── Given records ──

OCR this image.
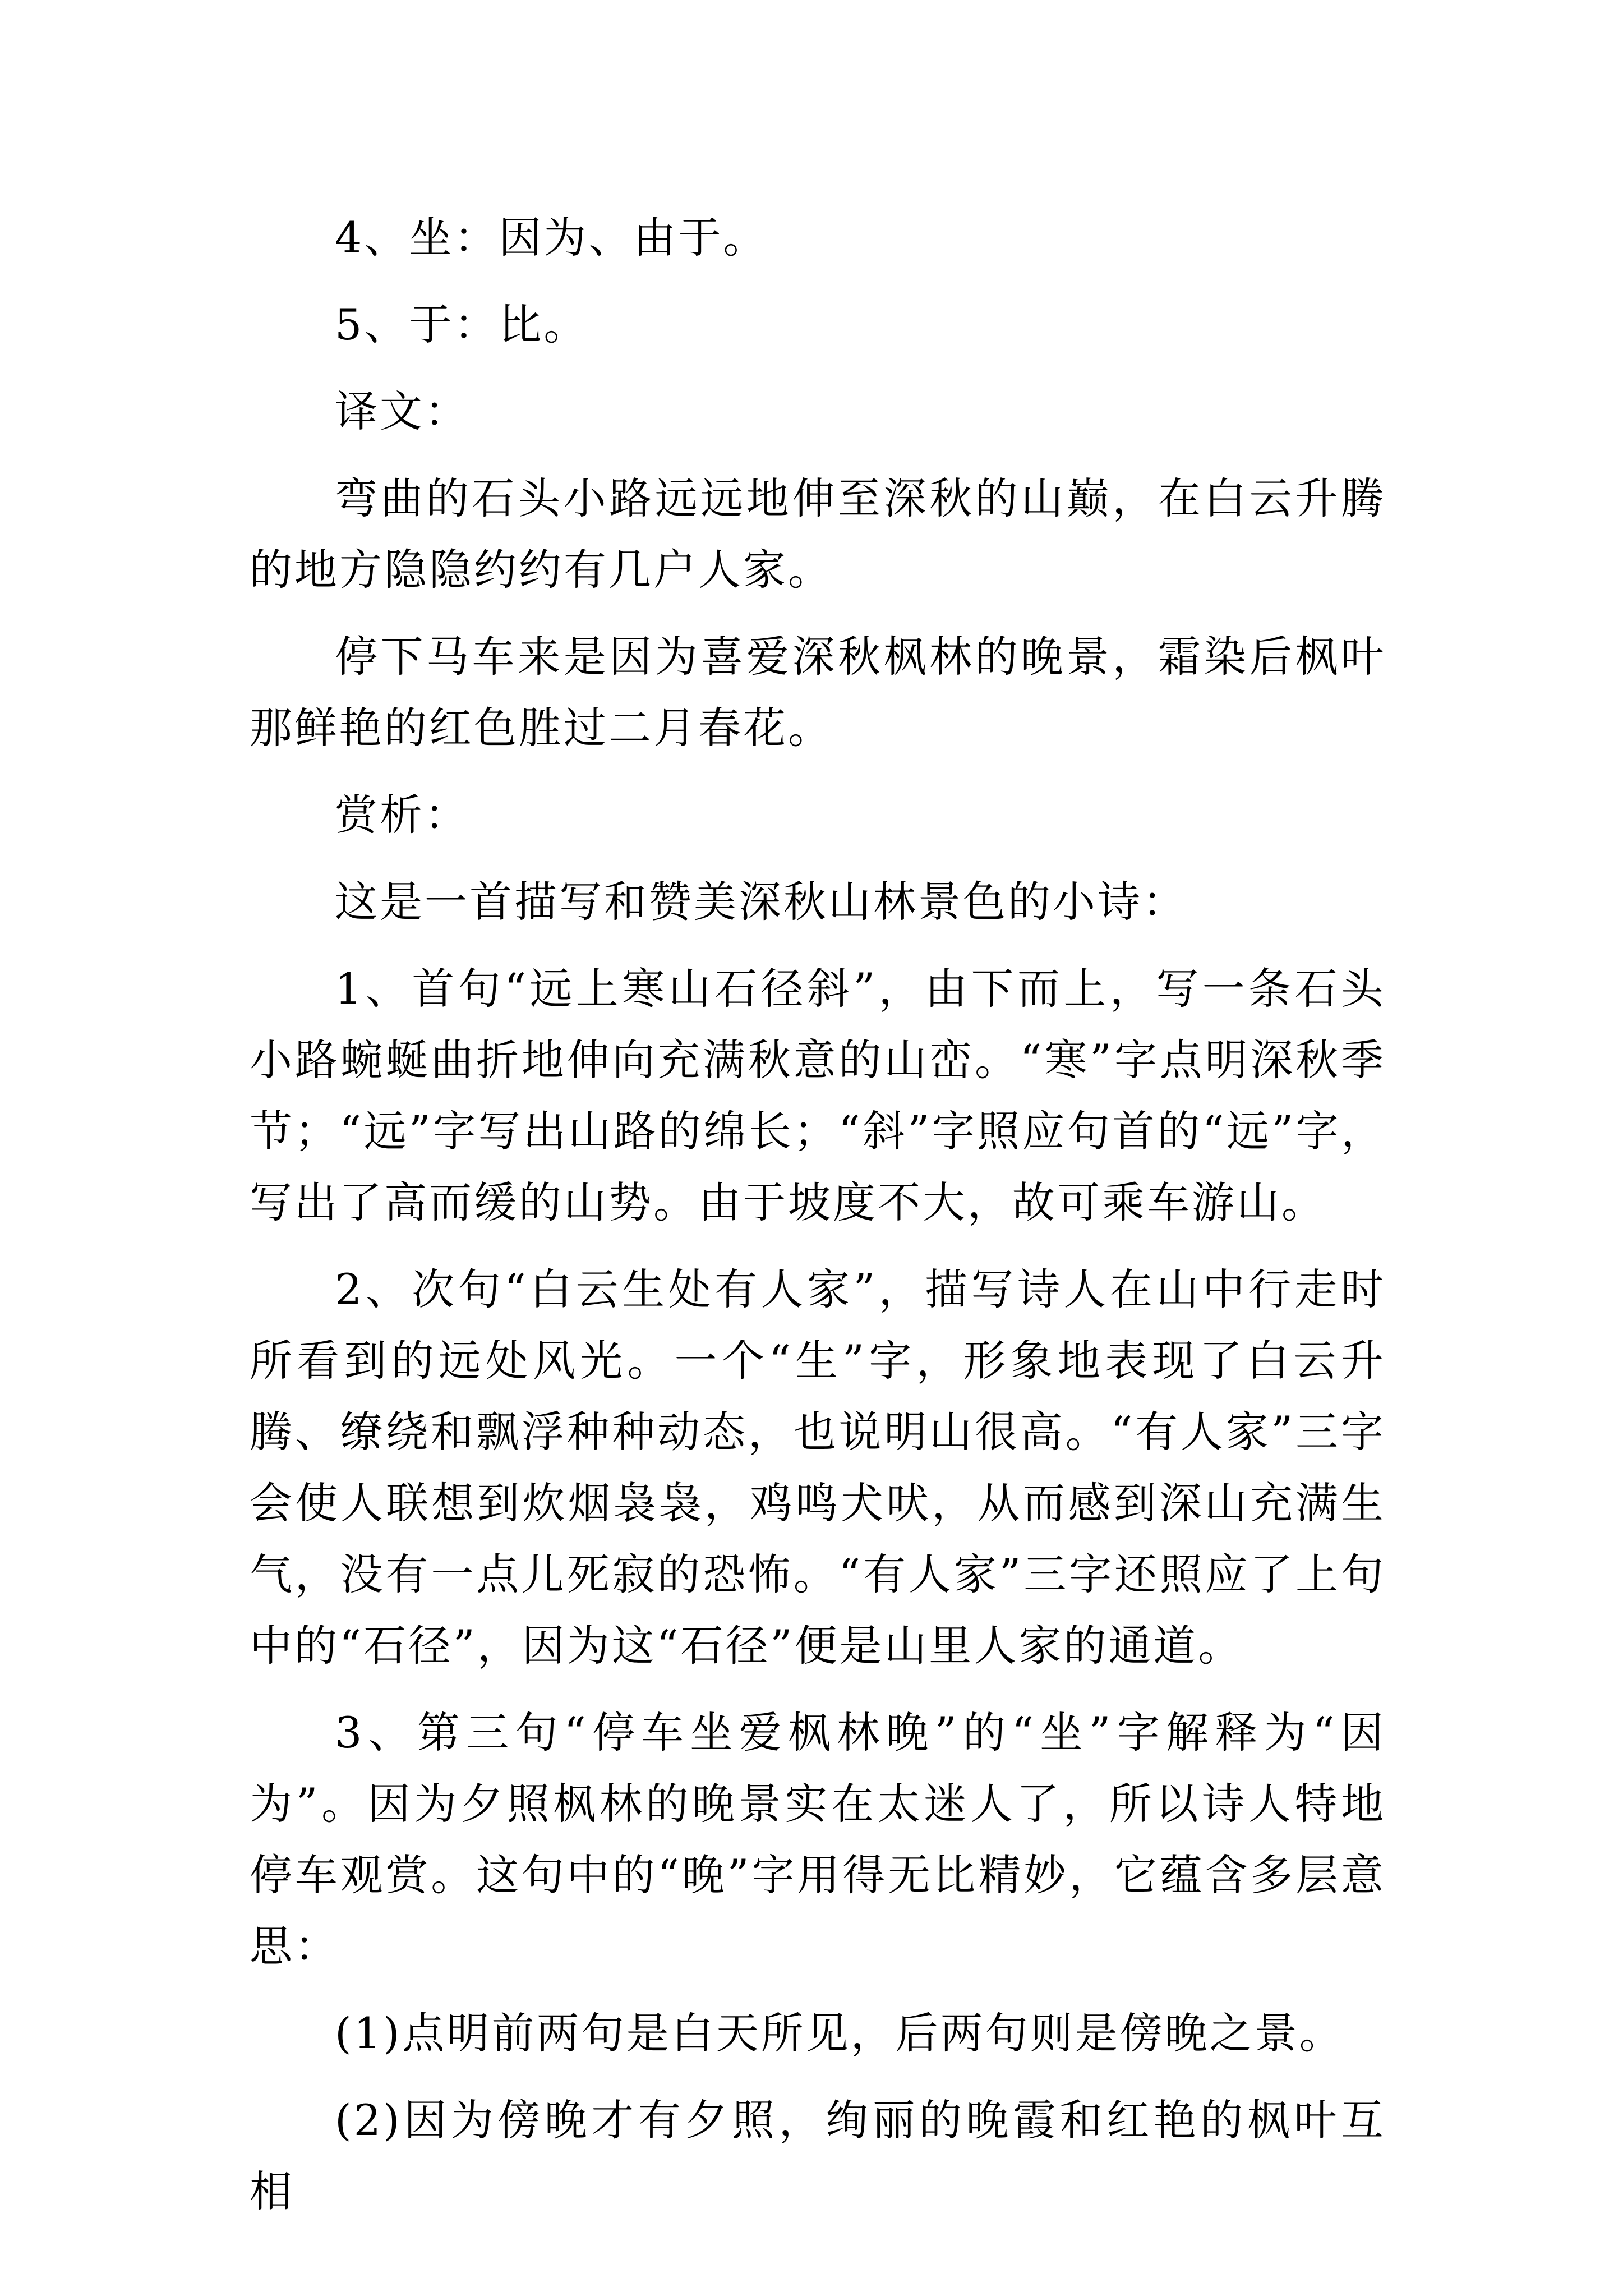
4、坐：因为、由于。

5、于：比。

译文：

弯曲的石头小路远远地伸至深秋的山巅，在白云升腾的地方隐隐约约有几户人家。

停下马车来是因为喜爱深秋枫林的晚景，霜染后枫叶那鲜艳的红色胜过二月春花。

赏析：

这是一首描写和赞美深秋山林景色的小诗：

1、首句“远上寒山石径斜”，由下而上，写一条石头小路蜿蜒曲折地伸向充满秋意的山峦。“寒”字点明深秋季节；“远”字写出山路的绵长；“斜”字照应句首的“远”字，写出了高而缓的山势。由于坡度不大，故可乘车游山。

2、次句“白云生处有人家”，描写诗人在山中行走时所看到的远处风光。一个“生”字，形象地表现了白云升腾、缭绕和飘浮种种动态，也说明山很高。“有人家”三字会使人联想到炊烟袅袅，鸡鸣犬吠，从而感到深山充满生气，没有一点儿死寂的恐怖。“有人家”三字还照应了上句中的“石径”，因为这“石径”便是山里人家的通道。

3、第三句“停车坐爱枫林晚”的“坐”字解释为“因为”。因为夕照枫林的晚景实在太迷人了，所以诗人特地停车观赏。这句中的“晚”字用得无比精妙，它蕴含多层意思：

(1)点明前两句是白天所见，后两句则是傍晚之景。

(2)因为傍晚才有夕照，绚丽的晚霞和红艳的枫叶互相
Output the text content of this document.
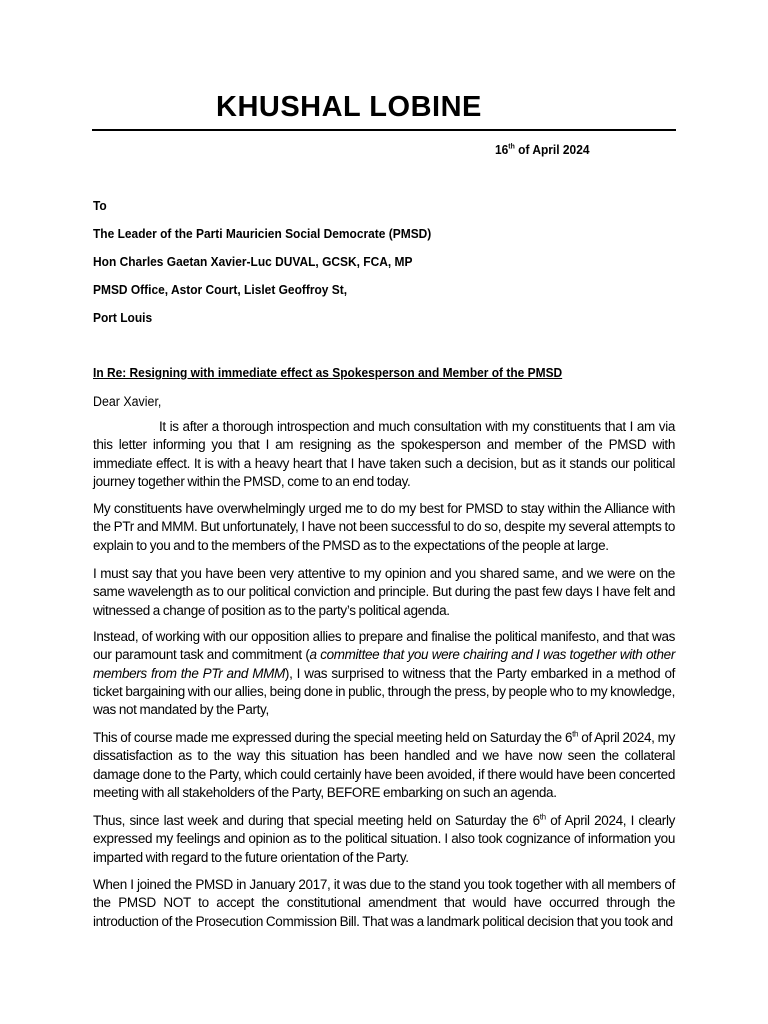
KHUSHAL LOBINE
16th of April 2024
To
The Leader of the Parti Mauricien Social Democrate (PMSD)
Hon Charles Gaetan Xavier-Luc DUVAL, GCSK, FCA, MP
PMSD Office, Astor Court, Lislet Geoffroy St,
Port Louis
In Re: Resigning with immediate effect as Spokesperson and Member of the PMSD
Dear Xavier,
It is after a thorough introspection and much consultation with my constituents that I am via this letter informing you that I am resigning as the spokesperson and member of the PMSD with immediate effect. It is with a heavy heart that I have taken such a decision, but as it stands our political journey together within the PMSD, come to an end today.
My constituents have overwhelmingly urged me to do my best for PMSD to stay within the Alliance with the PTr and MMM. But unfortunately, I have not been successful to do so, despite my several attempts to explain to you and to the members of the PMSD as to the expectations of the people at large.
I must say that you have been very attentive to my opinion and you shared same, and we were on the same wavelength as to our political conviction and principle. But during the past few days I have felt and witnessed a change of position as to the party’s political agenda.
Instead, of working with our opposition allies to prepare and finalise the political manifesto, and that was our paramount task and commitment (a committee that you were chairing and I was together with other members from the PTr and MMM), I was surprised to witness that the Party embarked in a method of ticket bargaining with our allies, being done in public, through the press, by people who to my knowledge, was not mandated by the Party,
This of course made me expressed during the special meeting held on Saturday the 6th of April 2024, my dissatisfaction as to the way this situation has been handled and we have now seen the collateral damage done to the Party, which could certainly have been avoided, if there would have been concerted meeting with all stakeholders of the Party, BEFORE embarking on such an agenda.
Thus, since last week and during that special meeting held on Saturday the 6th of April 2024, I clearly expressed my feelings and opinion as to the political situation. I also took cognizance of information you imparted with regard to the future orientation of the Party.
When I joined the PMSD in January 2017, it was due to the stand you took together with all members of the PMSD NOT to accept the constitutional amendment that would have occurred through the introduction of the Prosecution Commission Bill. That was a landmark political decision that you took and
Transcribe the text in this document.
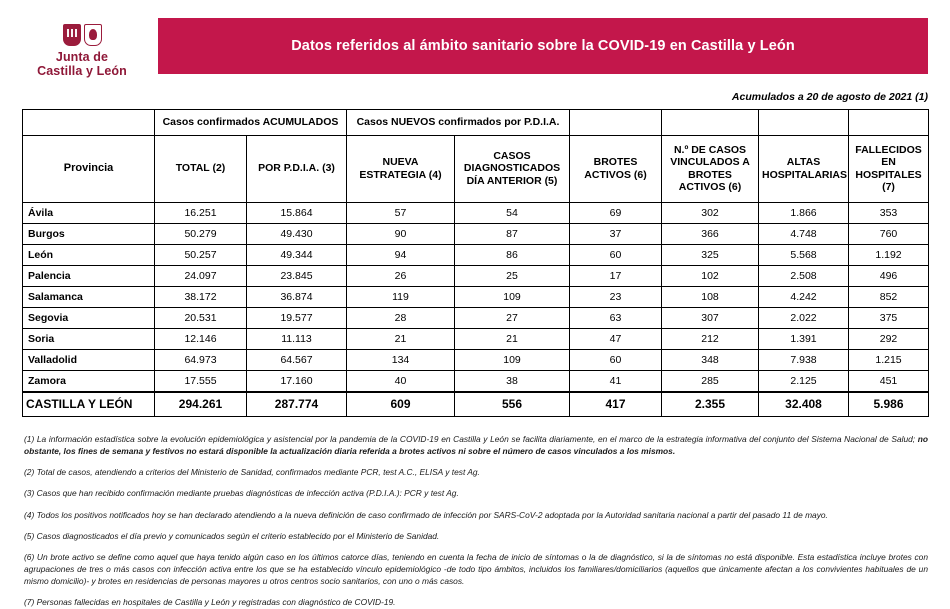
Junta de
Castilla y León
Datos referidos al ámbito sanitario sobre la COVID-19 en Castilla y León
Acumulados a 20 de agosto de 2021 (1)
	Casos confirmados ACUMULADOS		Casos NUEVOS confirmados por P.D.I.A.					
Provincia	TOTAL (2)	POR P.D.I.A. (3)	NUEVA ESTRATEGIA (4)	CASOS DIAGNOSTICADOS DÍA ANTERIOR (5)	BROTES ACTIVOS (6)	N.º DE CASOS VINCULADOS A BROTES ACTIVOS (6)	ALTAS HOSPITALARIAS	FALLECIDOS EN HOSPITALES (7)
Ávila	16.251	15.864	57	54	69	302	1.866	353
Burgos	50.279	49.430	90	87	37	366	4.748	760
León	50.257	49.344	94	86	60	325	5.568	1.192
Palencia	24.097	23.845	26	25	17	102	2.508	496
Salamanca	38.172	36.874	119	109	23	108	4.242	852
Segovia	20.531	19.577	28	27	63	307	2.022	375
Soria	12.146	11.113	21	21	47	212	1.391	292
Valladolid	64.973	64.567	134	109	60	348	7.938	1.215
Zamora	17.555	17.160	40	38	41	285	2.125	451
CASTILLA Y LEÓN	294.261	287.774	609	556	417	2.355	32.408	5.986

(1) La información estadística sobre la evolución epidemiológica y asistencial por la pandemia de la COVID-19 en Castilla y León se facilita diariamente, en el marco de la estrategia informativa del conjunto del Sistema Nacional de Salud; no obstante, los fines de semana y festivos no estará disponible la actualización diaria referida a brotes activos ni sobre el número de casos vinculados a los mismos.

(2) Total de casos, atendiendo a criterios del Ministerio de Sanidad, confirmados mediante PCR, test A.C., ELISA y test Ag.

(3) Casos que han recibido confirmación mediante pruebas diagnósticas de infección activa (P.D.I.A.): PCR y test Ag.

(4) Todos los positivos notificados hoy se han declarado atendiendo a la nueva definición de caso confirmado de infección por SARS-CoV-2 adoptada por la Autoridad sanitaria nacional a partir del pasado 11 de mayo.

(5) Casos diagnosticados el día previo y comunicados según el criterio establecido por el Ministerio de Sanidad.

(6) Un brote activo se define como aquel que haya tenido algún caso en los últimos catorce días, teniendo en cuenta la fecha de inicio de síntomas o la de diagnóstico, si la de síntomas no está disponible. Esta estadística incluye brotes con agrupaciones de tres o más casos con infección activa entre los que se ha establecido vínculo epidemiológico -de todo tipo ámbitos, incluidos los familiares/domiciliarios (aquellos que únicamente afectan a los convivientes habituales de un mismo domicilio)- y brotes en residencias de personas mayores u otros centros socio sanitarios, con uno o más casos.

(7) Personas fallecidas en hospitales de Castilla y León y registradas con diagnóstico de COVID-19.
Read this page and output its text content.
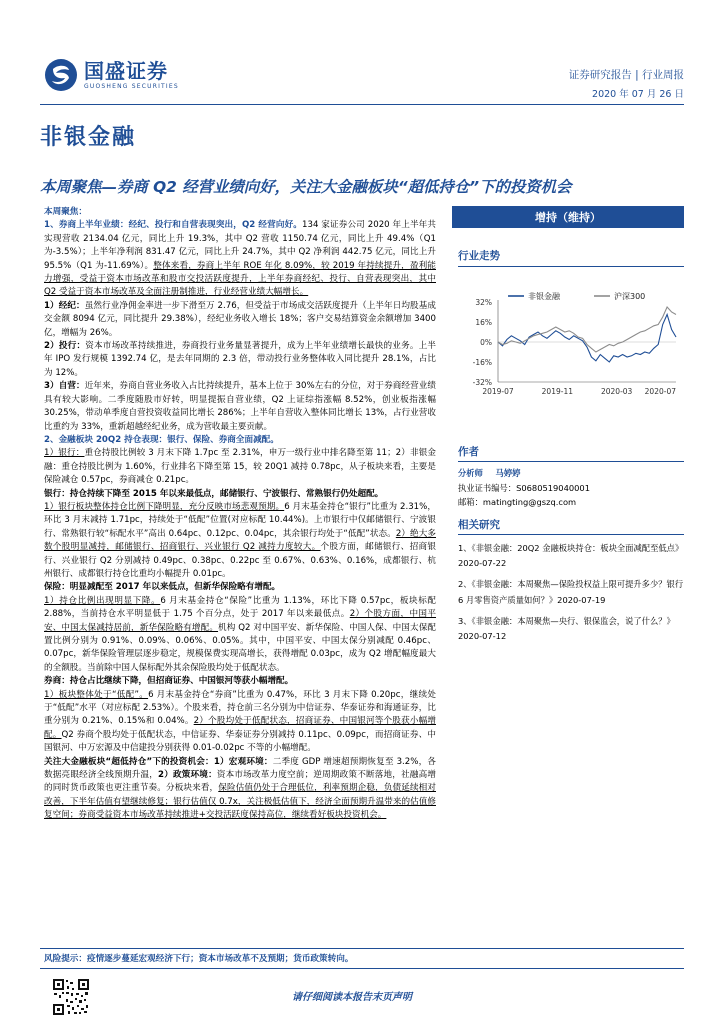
国盛证券
GUOSHENG SECURITIES
证券研究报告 | 行业周报
2020 年 07 月 26 日
非银金融
本周聚焦—券商 Q2 经营业绩向好，关注大金融板块“超低持仓”下的投资机会
增持（维持）
行业走势
32%
16%
0%
-16%
-32%
2019-07	2019-11	2020-03 2020-07
非银金融	沪深300
作者
分析师 马婷婷
执业证书编号：S0680519040001
邮箱：matingting@gszq.com
相关研究

1、《非银金融：20Q2 金融板块持仓：板块全面减配至低点》2020-07-22

2、《非银金融：本周聚焦—保险投权益上限可提升多少？银行 6 月零售资产质量如何？》2020-07-19

3、《非银金融：本周聚焦—央行、银保监会，说了什么？》2020-07-12

本周聚焦：

1、券商上半年业绩：经纪、投行和自营表现突出，Q2 经营向好。134 家证券公司 2020 年上半年共实现营收 2134.04 亿元，同比上升 19.3%，其中 Q2 营收 1150.74 亿元，同比上升 49.4%（Q1 为-3.5%）；上半年净利润 831.47 亿元，同比上升 24.7%，其中 Q2 净利润 442.75 亿元，同比上升 95.5%（Q1 为-11.69%）。整体来看，券商上半年 ROE 年化 8.09%，较 2019 年持续提升，盈利能力增强，受益于资本市场改革和股市交投活跃度提升，上半年券商经纪、投行、自营表现突出，其中 Q2 受益于资本市场改革及全面注册制推进，行业经营业绩大幅增长。

1）经纪：虽然行业净佣金率进一步下滑至万 2.76，但受益于市场成交活跃度提升（上半年日均股基成交金额 8094 亿元，同比提升 29.38%），经纪业务收入增长 18%；客户交易结算资金余额增加 3400 亿，增幅为 26%。

2）投行：资本市场改革持续推进，券商投行业务量显著提升，成为上半年业绩增长最快的业务。上半年 IPO 发行规模 1392.74 亿，是去年同期的 2.3 倍，带动投行业务整体收入同比提升 28.1%，占比为 12%。

3）自营：近年来，券商自营业务收入占比持续提升，基本上位于 30%左右的分位，对于券商经营业绩具有较大影响。二季度随股市好转，明显提振自营业绩，Q2 上证综指涨幅 8.52%，创业板指涨幅 30.25%，带动单季度自营投资收益同比增长 286%；上半年自营收入整体同比增长 13%，占行业营收比重约为 33%，重新超越经纪业务，成为营收最主要贡献。

2、金融板块 20Q2 持仓表现：银行、保险、券商全面减配。

1）银行：重仓持股比例较 3 月末下降 1.7pc 至 2.31%，申万一级行业中排名降至第 11；2）非银金融：重仓持股比例为 1.60%，行业排名下降至第 15，较 20Q1 减持 0.78pc，从子板块来看，主要是保险减仓 0.57pc，券商减仓 0.21pc。

银行：持仓持续下降至 2015 年以来最低点，邮储银行、宁波银行、常熟银行仍处超配。

1）银行板块整体持仓比例下降明显，充分反映市场悲观预期。6 月末基金持仓“银行”比重为 2.31%，环比 3 月末减持 1.71pc，持续处于“低配”位置(对应标配 10.44%)。上市银行中仅邮储银行、宁波银行、常熟银行较“标配水平”高出 0.64pc、0.12pc、0.04pc，其余银行均处于“低配”状态。2）绝大多数个股明显减持，邮储银行、招商银行、兴业银行 Q2 减持力度较大。个股方面，邮储银行、招商银行、兴业银行 Q2 分别减持 0.49pc、0.38pc、0.22pc 至 0.67%、0.63%、0.16%，成都银行、杭州银行、成都银行持仓比重均小幅提升 0.01pc。

保险：明显减配至 2017 年以来低点，但新华保险略有增配。

1）持仓比例出现明显下降。6 月末基金持仓“保险”比重为 1.13%，环比下降 0.57pc，板块标配 2.88%，当前持仓水平明显低于 1.75 个百分点，处于 2017 年以来最低点。2）个股方面，中国平安、中国太保减持居前，新华保险略有增配。机构 Q2 对中国平安、新华保险、中国人保、中国太保配置比例分别为 0.91%、0.09%、0.06%、0.05%。其中，中国平安、中国太保分别减配 0.46pc、0.07pc，新华保险管理层逐步稳定，规模保费实现高增长，获得增配 0.03pc，成为 Q2 增配幅度最大的全额股。当前除中国人保标配外其余保险股均处于低配状态。

券商：持仓占比继续下降，但招商证券、中国银河等获小幅增配。

1）板块整体处于“低配”。6 月末基金持仓“券商”比重为 0.47%，环比 3 月末下降 0.20pc，继续处于“低配”水平（对应标配 2.53%）。个股来看，持仓前三名分别为中信证券、华泰证券和海通证券，比重分别为 0.21%、0.15%和 0.04%。2）个股均处于低配状态，招商证券、中国银河等个股获小幅增配。Q2 券商个股均处于低配状态，中信证券、华泰证券分别减持 0.11pc、0.09pc，而招商证券、中国银河、中万宏源及中信建投分别获得 0.01-0.02pc 不等的小幅增配。

关注大金融板块“超低持仓”下的投资机会：1）宏观环境：二季度 GDP 增速超预期恢复至 3.2%，各数据亮眼经济全线预期升温，2）政策环境：资本市场改革力度空前；逆周期政策不断落地，社融高增的同时货币政策也更注重节奏。分板块来看，保险估值仍处于合理低位，利率预期企稳，负债延续相对改善，下半年估值有望继续修复；银行估值仅 0.7x，关注极低估值下，经济全面预期升温带来的估值修复空间；券商受益资本市场改革持续推进+交投活跃度保持高位，继续看好板块投资机会。

风险提示：疫情逐步蔓延宏观经济下行；资本市场改革不及预期；货币政策转向。
请仔细阅读本报告末页声明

───

* [What to do]: Which lines above contain the word "content"? Copy each of them.

* [The reply]:
Output the text content of this document.
Read this page and output its text content.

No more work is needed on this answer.